Questions à traiter:
1 > Indiquez si chaque affirmation concorde avec le texte sur la concentration, en répondant par oui ou par non et en citant mot pour mot les termes du texte qui tranchent : (a) le texte présente la concentration comme un luxe ; (b) selon le texte, la responsabilité revient uniquement à l’architecte ou à l’ergonome ; (c) le texte affirme que l’environnement peut faire de la concentration un bien commun.
2 > Recopiez à l’identique le passage du texte sur la concentration compris entre « - La responsabilité » et « attentionnelle du travail. », ces deux extrémités incluses.

Faire de l’attention une ressource : synthèse et perspectives
Loin d’être un ‘luxe’, la concentration relève d’une condition de possibilité du travail bien fait, du respect de la santé et même, fatale ironie pour les tenants du productivisme, de l’efficacité collective. Concevoir des environnements favorables à la concentration, c’est refuser la compromission avec un univers de la tension et de la sollicitation perpétuelle. C’est aussi rendre hommage à la réalité sensible du travail, où le corps et l’esprit cherchent – parfois douloureusement – la route de la continuité et du sens.
- Prendre au sérieux l’ergonomie de la concentration, c’est s’autoriser à penser : comment cet espace, ce poste, ce flux, ce signal, soutient-il la force fragile de l’attention ?
- La responsabilité ne s’arrête pas à l’architecte ou à l’ergonome : chaque acteur – du décideur au salarié – porte une part de la reconquête attentionnelle du travail.
- La promesse d’un design centré sur l’attention n’est pas seulement une promesse de performance, mais d’un rapport plus juste au vécu professionnel, à la santé et à la dignité humaine.
Entre le bruit et la lumière, entre le mental et la matière, entre le geste suspendu et la pensée qui s’échappe, l’environnement a le pouvoir de faire de la concentration un allié, un bien commun, une force. Puisqu’au cœur de chaque espace, il y a ce fragile miracle de l’attention humaine. À nous de lui donner un écrin digne de ce nom.

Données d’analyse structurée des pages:
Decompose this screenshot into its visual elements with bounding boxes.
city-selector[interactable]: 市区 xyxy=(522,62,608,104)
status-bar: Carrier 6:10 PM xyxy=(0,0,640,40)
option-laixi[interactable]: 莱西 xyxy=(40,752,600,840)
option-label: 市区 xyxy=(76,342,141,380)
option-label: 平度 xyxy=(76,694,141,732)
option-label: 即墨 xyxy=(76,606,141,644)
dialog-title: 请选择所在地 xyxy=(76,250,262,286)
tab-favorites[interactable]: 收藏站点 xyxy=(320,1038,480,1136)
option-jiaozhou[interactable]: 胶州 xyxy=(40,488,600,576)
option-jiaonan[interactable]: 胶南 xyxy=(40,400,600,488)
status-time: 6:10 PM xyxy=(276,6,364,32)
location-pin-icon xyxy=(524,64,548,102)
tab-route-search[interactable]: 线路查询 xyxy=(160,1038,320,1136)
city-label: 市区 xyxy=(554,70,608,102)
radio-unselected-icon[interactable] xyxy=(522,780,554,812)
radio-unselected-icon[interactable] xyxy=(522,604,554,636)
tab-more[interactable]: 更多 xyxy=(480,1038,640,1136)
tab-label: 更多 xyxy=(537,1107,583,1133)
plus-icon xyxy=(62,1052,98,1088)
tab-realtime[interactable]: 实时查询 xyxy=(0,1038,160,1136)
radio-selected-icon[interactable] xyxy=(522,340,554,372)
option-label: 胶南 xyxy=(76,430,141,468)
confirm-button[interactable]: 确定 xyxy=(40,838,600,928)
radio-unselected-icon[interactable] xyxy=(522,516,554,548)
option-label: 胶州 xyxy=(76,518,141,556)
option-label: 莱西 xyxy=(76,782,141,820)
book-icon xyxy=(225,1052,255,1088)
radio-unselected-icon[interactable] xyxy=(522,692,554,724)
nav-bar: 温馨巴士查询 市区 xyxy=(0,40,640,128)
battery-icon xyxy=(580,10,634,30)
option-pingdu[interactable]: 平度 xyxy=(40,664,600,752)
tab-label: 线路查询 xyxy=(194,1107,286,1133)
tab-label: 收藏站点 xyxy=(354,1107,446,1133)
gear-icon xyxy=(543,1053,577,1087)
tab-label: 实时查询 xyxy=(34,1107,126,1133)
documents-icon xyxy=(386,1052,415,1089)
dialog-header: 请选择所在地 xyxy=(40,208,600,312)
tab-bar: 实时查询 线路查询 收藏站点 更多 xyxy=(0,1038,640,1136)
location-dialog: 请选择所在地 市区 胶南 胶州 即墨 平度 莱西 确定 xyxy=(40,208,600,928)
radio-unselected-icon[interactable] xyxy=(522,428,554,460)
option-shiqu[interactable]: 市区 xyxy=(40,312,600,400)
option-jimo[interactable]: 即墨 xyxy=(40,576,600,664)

Réponses attendues:
1 >
(a) Non : « Loin d’être un ‘luxe’, la concentration relève d’une condition de possibilité du travail bien fait ».
(b) Non : « La responsabilité ne s’arrête pas à l’architecte ou à l’ergonome ».
(c) Oui : « l’environnement a le pouvoir de faire de la concentration un allié, un bien commun, une force ».

2 >
- La responsabilité ne s’arrête pas à l’architecte ou à l’ergonome : chaque acteur – du décideur au salarié – porte une part de la reconquête attentionnelle du travail.